To do:
Gather each line containing the string "What" from these entries.

┌─ Dataset

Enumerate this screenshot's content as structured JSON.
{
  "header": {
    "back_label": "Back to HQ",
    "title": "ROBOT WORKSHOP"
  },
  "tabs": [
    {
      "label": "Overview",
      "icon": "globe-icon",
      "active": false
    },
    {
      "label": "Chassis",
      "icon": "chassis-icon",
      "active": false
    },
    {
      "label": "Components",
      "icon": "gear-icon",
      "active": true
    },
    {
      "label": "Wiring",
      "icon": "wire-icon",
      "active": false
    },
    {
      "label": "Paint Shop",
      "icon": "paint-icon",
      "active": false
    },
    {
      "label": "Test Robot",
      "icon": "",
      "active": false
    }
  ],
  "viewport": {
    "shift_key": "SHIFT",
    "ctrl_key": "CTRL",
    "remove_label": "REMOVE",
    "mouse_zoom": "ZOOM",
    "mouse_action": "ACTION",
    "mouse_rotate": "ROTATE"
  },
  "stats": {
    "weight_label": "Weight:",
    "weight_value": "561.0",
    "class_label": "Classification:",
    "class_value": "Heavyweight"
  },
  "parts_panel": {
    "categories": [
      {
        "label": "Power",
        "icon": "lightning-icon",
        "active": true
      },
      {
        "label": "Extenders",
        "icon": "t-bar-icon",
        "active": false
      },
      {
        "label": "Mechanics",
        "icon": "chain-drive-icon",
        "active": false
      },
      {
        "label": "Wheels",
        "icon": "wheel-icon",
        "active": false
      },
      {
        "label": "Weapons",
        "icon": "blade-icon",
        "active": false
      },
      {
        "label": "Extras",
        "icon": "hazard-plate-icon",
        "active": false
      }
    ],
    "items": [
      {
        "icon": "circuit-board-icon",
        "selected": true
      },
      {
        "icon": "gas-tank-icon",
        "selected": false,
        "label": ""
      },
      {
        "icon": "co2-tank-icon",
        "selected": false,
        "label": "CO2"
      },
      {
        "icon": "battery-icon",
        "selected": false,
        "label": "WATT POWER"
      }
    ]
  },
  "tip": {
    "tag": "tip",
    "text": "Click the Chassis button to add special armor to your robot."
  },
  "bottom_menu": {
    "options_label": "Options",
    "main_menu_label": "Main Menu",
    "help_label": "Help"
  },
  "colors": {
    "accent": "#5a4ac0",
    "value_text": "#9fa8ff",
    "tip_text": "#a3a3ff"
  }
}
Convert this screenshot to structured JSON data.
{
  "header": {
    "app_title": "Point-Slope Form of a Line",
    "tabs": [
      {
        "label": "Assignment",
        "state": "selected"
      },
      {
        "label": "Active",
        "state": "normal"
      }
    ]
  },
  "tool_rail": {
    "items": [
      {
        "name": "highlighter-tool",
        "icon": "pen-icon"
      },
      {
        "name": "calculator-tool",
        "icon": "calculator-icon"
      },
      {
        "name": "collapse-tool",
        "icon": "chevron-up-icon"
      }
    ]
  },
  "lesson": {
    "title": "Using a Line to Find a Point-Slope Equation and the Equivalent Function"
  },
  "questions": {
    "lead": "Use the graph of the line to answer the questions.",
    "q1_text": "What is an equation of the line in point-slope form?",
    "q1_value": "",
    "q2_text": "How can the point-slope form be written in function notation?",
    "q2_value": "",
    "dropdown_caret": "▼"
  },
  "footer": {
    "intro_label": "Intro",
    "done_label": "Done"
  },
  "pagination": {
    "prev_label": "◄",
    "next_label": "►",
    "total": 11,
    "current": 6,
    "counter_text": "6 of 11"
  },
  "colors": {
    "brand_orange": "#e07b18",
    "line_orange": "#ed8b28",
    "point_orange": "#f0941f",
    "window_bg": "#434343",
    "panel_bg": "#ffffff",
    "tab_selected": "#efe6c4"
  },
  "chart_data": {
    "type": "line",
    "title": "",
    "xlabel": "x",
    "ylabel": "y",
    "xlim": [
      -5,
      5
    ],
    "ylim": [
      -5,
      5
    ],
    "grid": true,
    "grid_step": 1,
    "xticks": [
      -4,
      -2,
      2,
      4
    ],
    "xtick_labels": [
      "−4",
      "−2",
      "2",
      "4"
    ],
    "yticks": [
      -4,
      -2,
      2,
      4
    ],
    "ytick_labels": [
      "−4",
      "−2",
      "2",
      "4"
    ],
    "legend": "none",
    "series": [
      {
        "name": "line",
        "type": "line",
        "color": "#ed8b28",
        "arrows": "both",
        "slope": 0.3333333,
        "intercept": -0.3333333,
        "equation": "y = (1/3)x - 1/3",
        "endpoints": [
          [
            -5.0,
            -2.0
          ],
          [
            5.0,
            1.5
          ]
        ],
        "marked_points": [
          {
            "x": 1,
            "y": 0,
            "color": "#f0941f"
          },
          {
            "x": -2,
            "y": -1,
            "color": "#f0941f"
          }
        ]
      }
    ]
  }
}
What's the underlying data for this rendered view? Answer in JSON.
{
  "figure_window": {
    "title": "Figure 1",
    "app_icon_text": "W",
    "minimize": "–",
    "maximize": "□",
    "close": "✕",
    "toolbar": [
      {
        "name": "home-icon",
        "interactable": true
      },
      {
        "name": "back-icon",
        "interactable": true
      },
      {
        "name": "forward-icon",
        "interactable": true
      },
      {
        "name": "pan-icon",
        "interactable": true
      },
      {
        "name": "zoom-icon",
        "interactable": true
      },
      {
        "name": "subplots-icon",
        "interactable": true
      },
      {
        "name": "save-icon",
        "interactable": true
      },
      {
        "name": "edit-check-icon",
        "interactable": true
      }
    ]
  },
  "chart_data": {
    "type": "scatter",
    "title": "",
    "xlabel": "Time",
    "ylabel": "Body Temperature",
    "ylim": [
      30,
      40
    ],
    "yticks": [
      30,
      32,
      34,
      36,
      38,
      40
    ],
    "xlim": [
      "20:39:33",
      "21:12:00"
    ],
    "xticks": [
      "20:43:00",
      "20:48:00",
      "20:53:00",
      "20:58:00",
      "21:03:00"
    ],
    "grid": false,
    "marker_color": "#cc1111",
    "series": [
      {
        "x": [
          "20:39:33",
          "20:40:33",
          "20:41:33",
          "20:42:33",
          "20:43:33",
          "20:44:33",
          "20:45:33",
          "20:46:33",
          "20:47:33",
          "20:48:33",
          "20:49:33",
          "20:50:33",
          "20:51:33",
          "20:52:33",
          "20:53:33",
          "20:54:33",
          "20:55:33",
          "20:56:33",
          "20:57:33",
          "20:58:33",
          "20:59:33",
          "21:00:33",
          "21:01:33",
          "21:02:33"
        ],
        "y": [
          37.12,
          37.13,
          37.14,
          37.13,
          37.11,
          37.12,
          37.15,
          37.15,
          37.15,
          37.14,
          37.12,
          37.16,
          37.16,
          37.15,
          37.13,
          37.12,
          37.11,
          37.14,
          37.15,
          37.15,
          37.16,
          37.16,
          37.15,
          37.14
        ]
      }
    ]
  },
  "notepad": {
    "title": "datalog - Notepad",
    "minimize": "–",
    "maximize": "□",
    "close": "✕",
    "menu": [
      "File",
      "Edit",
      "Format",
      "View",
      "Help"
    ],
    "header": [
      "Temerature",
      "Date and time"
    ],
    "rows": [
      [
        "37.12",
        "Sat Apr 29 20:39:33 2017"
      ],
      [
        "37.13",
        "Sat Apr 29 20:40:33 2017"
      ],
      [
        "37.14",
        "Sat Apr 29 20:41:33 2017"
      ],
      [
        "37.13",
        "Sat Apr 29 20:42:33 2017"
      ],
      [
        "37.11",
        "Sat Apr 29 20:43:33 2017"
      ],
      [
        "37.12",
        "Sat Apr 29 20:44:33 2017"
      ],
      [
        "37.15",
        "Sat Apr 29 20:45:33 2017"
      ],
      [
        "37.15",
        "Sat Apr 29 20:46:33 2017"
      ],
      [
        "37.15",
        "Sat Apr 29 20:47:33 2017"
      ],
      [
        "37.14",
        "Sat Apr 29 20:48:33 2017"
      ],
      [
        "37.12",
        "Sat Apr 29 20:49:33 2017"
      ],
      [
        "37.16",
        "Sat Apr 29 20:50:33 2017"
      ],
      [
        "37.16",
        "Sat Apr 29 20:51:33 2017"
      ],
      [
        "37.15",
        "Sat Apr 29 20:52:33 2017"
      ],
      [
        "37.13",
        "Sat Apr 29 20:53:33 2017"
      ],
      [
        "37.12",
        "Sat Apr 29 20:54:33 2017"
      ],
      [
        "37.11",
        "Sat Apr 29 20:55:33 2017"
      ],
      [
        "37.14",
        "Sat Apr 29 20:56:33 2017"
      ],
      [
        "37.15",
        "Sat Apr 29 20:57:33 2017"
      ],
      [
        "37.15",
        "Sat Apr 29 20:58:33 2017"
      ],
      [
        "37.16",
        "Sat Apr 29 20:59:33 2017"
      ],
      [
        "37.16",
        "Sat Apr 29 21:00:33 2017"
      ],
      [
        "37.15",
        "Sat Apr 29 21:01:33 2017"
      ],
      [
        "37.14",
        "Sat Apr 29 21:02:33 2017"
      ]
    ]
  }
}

└─

Solution:
    "q1_text": "What is an equation of the line in point-slope form?",
What's the underlying data for this rendered view? Answer in JSON.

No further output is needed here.